» **Problem description**:
Lines containing "Exhibits" are to be counted. Report the count alone.

+===+

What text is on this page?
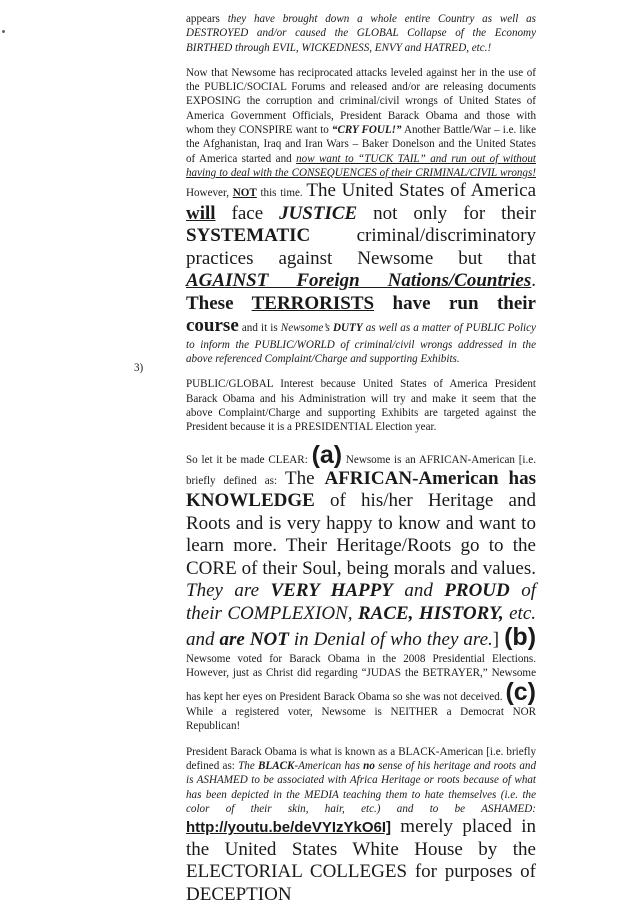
appears they have brought down a whole entire Country as well as DESTROYED and/or caused the GLOBAL Collapse of the Economy BIRTHED through EVIL, WICKEDNESS, ENVY and HATRED, etc.!

Now that Newsome has reciprocated attacks leveled against her in the use of the PUBLIC/SOCIAL Forums and released and/or are releasing documents EXPOSING the corruption and criminal/civil wrongs of United States of America Government Officials, President Barack Obama and those with whom they CONSPIRE want to “CRY FOUL!” Another Battle/War – i.e. like the Afghanistan, Iraq and Iran Wars – Baker Donelson and the United States of America started and now want to “TUCK TAIL” and run out of without having to deal with the CONSEQUENCES of their CRIMINAL/CIVIL wrongs! However, NOT this time. The United States of America will face JUSTICE not only for their SYSTEMATIC criminal/discriminatory practices against Newsome but that AGAINST Foreign Nations/Countries. These TERRORISTS have run their course and it is Newsome’s DUTY as well as a matter of PUBLIC Policy to inform the PUBLIC/WORLD of criminal/civil wrongs addressed in the above referenced Complaint/Charge and supporting Exhibits.

PUBLIC/GLOBAL Interest because United States of America President Barack Obama and his Administration will try and make it seem that the above Complaint/Charge and supporting Exhibits are targeted against the President because it is a PRESIDENTIAL Election year.

So let it be made CLEAR: (a) Newsome is an AFRICAN-American [i.e. briefly defined as: The AFRICAN-American has KNOWLEDGE of his/her Heritage and Roots and is very happy to know and want to learn more. Their Heritage/Roots go to the CORE of their Soul, being morals and values. They are VERY HAPPY and PROUD of their COMPLEXION, RACE, HISTORY, etc. and are NOT in Denial of who they are.] (b) Newsome voted for Barack Obama in the 2008 Presidential Elections. However, just as Christ did regarding “JUDAS the BETRAYER,” Newsome has kept her eyes on President Barack Obama so she was not deceived. (c) While a registered voter, Newsome is NEITHER a Democrat NOR Republican!

President Barack Obama is what is known as a BLACK-American [i.e. briefly defined as: The BLACK-American has no sense of his heritage and roots and is ASHAMED to be associated with Africa Heritage or roots because of what has been depicted in the MEDIA teaching them to hate themselves (i.e. the color of their skin, hair, etc.) and to be ASHAMED: http://youtu.be/deVYIzYkO6I] merely placed in the United States White House by the ELECTORIAL COLLEGES for purposes of DECEPTION

3)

+===+

» **Final answer**:
2